"""

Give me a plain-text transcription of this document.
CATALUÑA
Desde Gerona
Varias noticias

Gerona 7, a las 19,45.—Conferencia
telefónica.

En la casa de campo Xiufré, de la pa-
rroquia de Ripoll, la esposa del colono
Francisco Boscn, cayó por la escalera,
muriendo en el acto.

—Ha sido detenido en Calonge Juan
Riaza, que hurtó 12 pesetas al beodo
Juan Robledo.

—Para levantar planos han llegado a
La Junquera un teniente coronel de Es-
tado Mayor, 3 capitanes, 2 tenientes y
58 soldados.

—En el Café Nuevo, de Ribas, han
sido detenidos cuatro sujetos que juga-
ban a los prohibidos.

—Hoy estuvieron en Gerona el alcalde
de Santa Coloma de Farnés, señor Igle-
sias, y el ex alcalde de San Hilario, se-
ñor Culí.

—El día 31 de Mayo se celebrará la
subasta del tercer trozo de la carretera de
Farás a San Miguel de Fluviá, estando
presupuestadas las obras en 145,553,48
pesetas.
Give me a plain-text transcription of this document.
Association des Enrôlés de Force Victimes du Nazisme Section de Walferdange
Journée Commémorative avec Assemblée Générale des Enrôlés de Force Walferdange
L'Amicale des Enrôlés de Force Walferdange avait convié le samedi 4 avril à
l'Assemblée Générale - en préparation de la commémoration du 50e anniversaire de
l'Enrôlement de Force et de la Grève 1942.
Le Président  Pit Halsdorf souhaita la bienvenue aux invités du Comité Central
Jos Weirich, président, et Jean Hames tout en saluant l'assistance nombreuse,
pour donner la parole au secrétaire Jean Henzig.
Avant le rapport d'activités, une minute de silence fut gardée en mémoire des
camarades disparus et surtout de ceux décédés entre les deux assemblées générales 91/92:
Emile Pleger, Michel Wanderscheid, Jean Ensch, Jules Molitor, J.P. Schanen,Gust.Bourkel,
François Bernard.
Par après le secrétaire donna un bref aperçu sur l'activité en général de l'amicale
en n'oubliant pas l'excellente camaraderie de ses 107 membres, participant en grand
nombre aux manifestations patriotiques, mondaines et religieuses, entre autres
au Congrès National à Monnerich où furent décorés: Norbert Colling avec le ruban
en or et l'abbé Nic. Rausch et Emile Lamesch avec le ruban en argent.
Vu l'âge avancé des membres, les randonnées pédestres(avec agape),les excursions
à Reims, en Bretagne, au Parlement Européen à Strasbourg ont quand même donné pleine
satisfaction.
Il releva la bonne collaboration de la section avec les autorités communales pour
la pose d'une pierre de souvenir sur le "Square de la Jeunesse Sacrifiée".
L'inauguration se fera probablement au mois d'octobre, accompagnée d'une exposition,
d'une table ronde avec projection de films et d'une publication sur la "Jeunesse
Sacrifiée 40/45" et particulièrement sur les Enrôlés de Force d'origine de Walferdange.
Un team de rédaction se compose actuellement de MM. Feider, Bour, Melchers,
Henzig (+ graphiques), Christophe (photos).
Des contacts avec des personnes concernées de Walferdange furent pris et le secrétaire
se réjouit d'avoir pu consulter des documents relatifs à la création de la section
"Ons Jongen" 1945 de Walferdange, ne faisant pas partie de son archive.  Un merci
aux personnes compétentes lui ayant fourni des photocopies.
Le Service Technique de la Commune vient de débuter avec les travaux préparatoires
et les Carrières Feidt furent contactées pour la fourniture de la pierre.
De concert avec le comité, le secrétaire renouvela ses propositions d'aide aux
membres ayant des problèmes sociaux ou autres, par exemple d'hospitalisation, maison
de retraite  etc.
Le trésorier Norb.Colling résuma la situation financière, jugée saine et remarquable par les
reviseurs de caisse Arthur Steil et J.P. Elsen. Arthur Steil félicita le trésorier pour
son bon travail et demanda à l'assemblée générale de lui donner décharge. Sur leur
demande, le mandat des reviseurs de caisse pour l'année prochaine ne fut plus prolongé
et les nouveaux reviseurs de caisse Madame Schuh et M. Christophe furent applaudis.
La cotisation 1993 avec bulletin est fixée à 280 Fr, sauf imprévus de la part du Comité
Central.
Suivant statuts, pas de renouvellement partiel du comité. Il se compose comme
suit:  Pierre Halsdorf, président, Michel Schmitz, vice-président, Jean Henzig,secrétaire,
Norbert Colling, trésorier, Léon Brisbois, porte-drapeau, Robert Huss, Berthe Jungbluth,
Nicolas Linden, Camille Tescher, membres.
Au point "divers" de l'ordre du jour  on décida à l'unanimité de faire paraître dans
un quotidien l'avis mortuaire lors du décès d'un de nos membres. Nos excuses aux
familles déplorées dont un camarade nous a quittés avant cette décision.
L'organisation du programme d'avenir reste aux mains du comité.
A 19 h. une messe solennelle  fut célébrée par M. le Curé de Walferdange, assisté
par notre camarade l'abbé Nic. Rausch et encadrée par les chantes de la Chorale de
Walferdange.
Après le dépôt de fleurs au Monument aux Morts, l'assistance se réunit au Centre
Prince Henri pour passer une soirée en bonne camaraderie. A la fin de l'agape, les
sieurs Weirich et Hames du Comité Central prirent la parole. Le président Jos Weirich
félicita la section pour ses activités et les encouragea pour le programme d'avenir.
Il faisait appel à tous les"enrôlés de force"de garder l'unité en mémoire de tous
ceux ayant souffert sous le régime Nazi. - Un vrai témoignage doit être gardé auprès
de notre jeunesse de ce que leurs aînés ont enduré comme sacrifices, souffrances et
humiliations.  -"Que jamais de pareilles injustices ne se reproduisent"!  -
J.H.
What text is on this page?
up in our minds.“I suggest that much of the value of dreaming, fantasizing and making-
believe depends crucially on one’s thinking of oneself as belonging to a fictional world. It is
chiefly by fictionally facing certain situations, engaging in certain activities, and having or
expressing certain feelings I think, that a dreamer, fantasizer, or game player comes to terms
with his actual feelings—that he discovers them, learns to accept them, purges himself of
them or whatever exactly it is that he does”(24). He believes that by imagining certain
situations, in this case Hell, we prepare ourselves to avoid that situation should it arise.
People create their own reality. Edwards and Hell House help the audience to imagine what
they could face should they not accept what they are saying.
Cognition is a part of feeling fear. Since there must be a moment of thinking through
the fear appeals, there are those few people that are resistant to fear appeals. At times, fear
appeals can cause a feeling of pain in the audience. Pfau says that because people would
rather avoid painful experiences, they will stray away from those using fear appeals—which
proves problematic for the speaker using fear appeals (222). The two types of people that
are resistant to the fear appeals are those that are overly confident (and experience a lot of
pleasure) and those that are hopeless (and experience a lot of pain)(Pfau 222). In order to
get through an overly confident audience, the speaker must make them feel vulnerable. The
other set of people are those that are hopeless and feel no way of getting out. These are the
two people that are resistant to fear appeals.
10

"""

● **Description of the task**: Show all lines in the entries above where the string "Michel" appears.

● **Exercise response**:
Emile Pleger, Michel Wanderscheid, Jean Ensch, Jules Molitor, J.P. Schanen,Gust.Bourkel,
suit:  Pierre Halsdorf, président, Michel Schmitz, vice-président, Jean Henzig,secrétaire,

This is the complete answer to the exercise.